Transcribe part of the Visual Studio article below word for word, starting at the words "In a speech" and stopping after "practices it perpetuates.".

**TEXT SEGMENT**:
┌──
As the latest version of Microsoft Visual Studio 2005 goes to manufacturing, an important voice in Windows programming has gone on the record suggesting that Visual Studio may have become too rich in productivity features. Author Charles Petzold has championed the benefits of bare bones command-line programming at the same time that he is challenging some of the basic concepts behind Visual Studio advances.
Author of "Programming Windows," "Windows with Visual Basic .NET" and other books, Petzold is presently working on a book covering the Windows Presentation Foundation (formerly known as Avalon). He spoke last week at a meeting of the New York City .NET Developers Group.
In a speech entitled "Does Visual Studio Rot the Mind?" Petzold decried Visual Studio's "insistence on writing code" for developers and criticized the programming practices it perpetuates.
└──
**ENTRIES PROVIDED**:
┌──
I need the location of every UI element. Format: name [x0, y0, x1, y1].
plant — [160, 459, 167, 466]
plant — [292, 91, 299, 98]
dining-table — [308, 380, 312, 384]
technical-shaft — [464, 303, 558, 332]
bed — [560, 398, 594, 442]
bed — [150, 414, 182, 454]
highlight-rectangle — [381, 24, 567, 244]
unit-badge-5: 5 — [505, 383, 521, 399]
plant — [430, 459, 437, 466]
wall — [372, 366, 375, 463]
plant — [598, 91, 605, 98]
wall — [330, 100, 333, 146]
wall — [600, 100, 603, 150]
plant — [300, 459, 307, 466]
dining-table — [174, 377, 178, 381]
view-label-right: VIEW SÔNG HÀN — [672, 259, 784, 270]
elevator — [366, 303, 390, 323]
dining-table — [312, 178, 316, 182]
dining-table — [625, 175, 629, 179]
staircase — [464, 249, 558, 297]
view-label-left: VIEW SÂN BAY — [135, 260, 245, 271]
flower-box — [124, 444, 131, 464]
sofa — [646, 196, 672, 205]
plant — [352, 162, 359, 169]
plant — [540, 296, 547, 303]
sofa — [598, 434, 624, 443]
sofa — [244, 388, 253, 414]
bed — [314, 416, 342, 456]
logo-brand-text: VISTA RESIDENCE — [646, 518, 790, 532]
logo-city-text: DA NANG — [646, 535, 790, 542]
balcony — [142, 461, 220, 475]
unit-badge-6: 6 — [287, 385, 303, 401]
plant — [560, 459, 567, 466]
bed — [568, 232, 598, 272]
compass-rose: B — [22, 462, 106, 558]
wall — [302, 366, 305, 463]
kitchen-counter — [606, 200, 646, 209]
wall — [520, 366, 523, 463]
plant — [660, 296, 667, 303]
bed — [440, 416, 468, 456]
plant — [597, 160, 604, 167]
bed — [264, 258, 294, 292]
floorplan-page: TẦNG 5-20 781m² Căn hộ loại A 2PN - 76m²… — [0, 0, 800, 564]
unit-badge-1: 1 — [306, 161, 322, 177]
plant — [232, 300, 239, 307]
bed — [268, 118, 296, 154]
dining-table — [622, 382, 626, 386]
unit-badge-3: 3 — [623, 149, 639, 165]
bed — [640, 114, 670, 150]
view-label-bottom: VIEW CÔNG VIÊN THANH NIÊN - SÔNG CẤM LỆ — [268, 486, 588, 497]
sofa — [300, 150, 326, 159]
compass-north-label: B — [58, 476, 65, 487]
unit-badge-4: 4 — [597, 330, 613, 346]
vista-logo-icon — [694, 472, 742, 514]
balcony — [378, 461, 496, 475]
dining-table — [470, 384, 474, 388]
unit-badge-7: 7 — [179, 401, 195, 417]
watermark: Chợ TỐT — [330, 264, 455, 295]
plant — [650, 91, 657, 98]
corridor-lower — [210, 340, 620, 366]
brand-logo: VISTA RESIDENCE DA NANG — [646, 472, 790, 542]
└──
**ANSWER FOR THE TASK**:
In a speech entitled "Does Visual Studio Rot the Mind?" Petzold decried Visual Studio's "insistence on writing code" for developers and criticized the programming practices it perpetuates.